→ Source data:
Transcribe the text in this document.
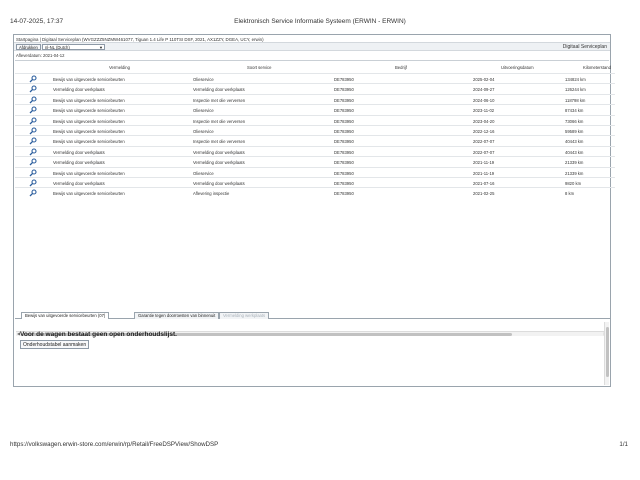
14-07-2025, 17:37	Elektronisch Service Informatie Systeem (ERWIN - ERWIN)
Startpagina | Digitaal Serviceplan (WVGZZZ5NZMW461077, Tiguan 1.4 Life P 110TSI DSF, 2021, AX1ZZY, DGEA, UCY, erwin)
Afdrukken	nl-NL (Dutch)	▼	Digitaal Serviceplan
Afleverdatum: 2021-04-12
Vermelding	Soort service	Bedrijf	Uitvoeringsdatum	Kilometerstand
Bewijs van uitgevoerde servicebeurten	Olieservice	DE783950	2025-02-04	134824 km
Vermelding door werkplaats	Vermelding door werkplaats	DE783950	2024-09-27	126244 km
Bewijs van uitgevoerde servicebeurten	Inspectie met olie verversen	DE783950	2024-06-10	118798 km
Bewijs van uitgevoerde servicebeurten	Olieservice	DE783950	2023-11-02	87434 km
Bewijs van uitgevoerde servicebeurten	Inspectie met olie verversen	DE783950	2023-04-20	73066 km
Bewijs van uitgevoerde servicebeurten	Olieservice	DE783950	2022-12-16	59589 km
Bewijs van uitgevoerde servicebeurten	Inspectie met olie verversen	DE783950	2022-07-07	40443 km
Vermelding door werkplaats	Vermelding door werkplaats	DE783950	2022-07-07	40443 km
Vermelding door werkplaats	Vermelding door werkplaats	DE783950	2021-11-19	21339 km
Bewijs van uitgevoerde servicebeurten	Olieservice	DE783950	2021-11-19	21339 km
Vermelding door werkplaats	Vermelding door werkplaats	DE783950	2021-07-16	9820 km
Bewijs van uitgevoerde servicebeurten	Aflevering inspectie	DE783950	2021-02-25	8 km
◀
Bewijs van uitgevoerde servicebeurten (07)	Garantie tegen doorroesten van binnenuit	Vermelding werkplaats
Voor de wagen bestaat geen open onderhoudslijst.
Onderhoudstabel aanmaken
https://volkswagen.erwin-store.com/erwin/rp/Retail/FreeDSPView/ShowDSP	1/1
--
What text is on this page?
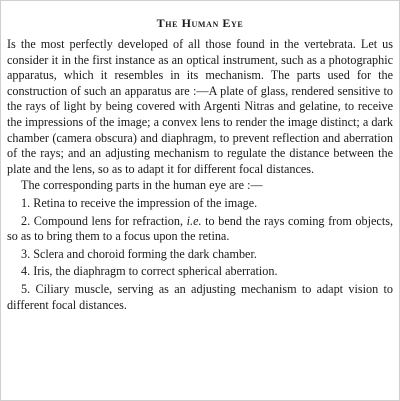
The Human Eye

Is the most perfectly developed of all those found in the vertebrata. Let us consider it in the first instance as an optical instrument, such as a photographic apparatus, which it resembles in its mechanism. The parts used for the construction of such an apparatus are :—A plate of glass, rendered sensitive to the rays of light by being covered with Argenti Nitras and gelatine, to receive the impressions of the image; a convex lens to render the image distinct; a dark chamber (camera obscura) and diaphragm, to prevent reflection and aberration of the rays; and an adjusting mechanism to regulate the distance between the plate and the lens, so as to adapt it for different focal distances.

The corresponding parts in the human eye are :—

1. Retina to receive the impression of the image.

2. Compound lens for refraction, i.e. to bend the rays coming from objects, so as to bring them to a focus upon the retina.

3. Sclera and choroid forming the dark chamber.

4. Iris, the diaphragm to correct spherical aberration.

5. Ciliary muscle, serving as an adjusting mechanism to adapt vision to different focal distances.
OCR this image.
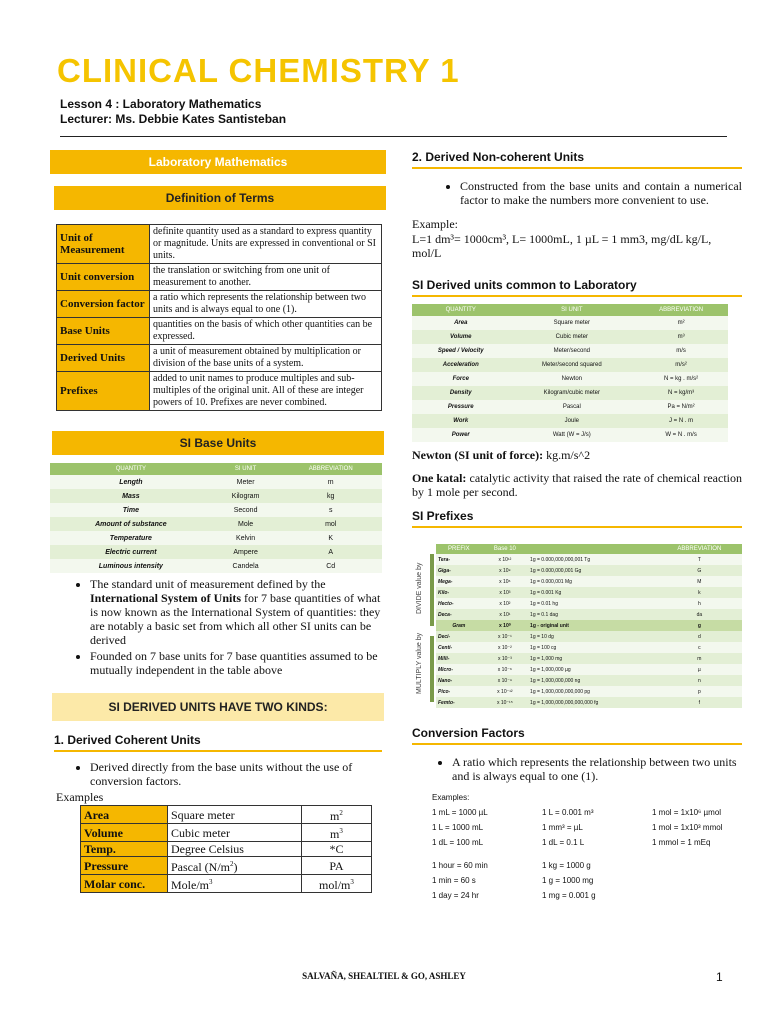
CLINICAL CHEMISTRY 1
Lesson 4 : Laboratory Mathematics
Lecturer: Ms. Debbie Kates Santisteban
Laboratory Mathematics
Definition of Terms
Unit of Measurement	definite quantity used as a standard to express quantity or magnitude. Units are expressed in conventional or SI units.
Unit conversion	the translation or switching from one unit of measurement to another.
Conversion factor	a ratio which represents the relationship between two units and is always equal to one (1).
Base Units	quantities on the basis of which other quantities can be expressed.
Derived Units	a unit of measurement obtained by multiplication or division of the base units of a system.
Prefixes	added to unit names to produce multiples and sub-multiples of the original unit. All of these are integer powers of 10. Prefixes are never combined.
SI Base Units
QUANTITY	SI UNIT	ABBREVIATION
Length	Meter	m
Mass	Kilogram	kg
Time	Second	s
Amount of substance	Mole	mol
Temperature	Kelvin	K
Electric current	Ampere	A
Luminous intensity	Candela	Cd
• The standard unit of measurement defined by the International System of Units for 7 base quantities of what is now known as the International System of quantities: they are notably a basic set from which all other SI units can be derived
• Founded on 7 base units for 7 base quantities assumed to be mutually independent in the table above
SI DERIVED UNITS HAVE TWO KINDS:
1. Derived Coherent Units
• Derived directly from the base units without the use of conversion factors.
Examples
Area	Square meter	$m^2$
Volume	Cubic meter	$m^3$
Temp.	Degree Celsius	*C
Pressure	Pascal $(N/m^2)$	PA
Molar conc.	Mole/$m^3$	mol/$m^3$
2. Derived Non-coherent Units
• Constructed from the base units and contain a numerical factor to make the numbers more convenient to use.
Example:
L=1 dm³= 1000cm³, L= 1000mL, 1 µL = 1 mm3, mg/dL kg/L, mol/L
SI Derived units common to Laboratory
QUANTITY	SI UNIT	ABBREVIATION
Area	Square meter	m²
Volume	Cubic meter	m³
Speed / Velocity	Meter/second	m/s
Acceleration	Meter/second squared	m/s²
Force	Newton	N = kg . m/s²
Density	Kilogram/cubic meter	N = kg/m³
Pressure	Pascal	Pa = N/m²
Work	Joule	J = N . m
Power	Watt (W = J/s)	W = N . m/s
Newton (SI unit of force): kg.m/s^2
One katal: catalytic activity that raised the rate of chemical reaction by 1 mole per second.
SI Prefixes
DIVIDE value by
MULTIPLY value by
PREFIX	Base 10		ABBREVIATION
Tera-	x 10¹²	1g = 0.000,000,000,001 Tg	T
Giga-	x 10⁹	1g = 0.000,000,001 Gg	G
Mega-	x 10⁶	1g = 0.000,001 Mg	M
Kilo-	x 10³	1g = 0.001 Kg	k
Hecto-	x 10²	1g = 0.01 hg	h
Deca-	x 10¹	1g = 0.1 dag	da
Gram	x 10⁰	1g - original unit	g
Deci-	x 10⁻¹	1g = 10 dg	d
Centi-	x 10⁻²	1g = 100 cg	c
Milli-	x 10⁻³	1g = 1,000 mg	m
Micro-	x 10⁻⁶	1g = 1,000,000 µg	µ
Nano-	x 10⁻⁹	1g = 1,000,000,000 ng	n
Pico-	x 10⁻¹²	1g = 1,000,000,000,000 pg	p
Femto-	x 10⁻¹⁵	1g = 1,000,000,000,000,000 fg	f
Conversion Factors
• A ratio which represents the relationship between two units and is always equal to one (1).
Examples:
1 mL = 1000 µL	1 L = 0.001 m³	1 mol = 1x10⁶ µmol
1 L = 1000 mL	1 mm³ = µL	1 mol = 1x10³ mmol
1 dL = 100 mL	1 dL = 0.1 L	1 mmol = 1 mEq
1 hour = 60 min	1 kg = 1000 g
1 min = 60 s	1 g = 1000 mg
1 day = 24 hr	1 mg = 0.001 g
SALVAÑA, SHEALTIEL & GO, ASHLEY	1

→ Stated goal:
Copy out each line of the entries that holds "Pascal".

→ Correct answer:
Pressure	Pascal $(N/m^2)$	PA
Pressure	Pascal	Pa = N/m²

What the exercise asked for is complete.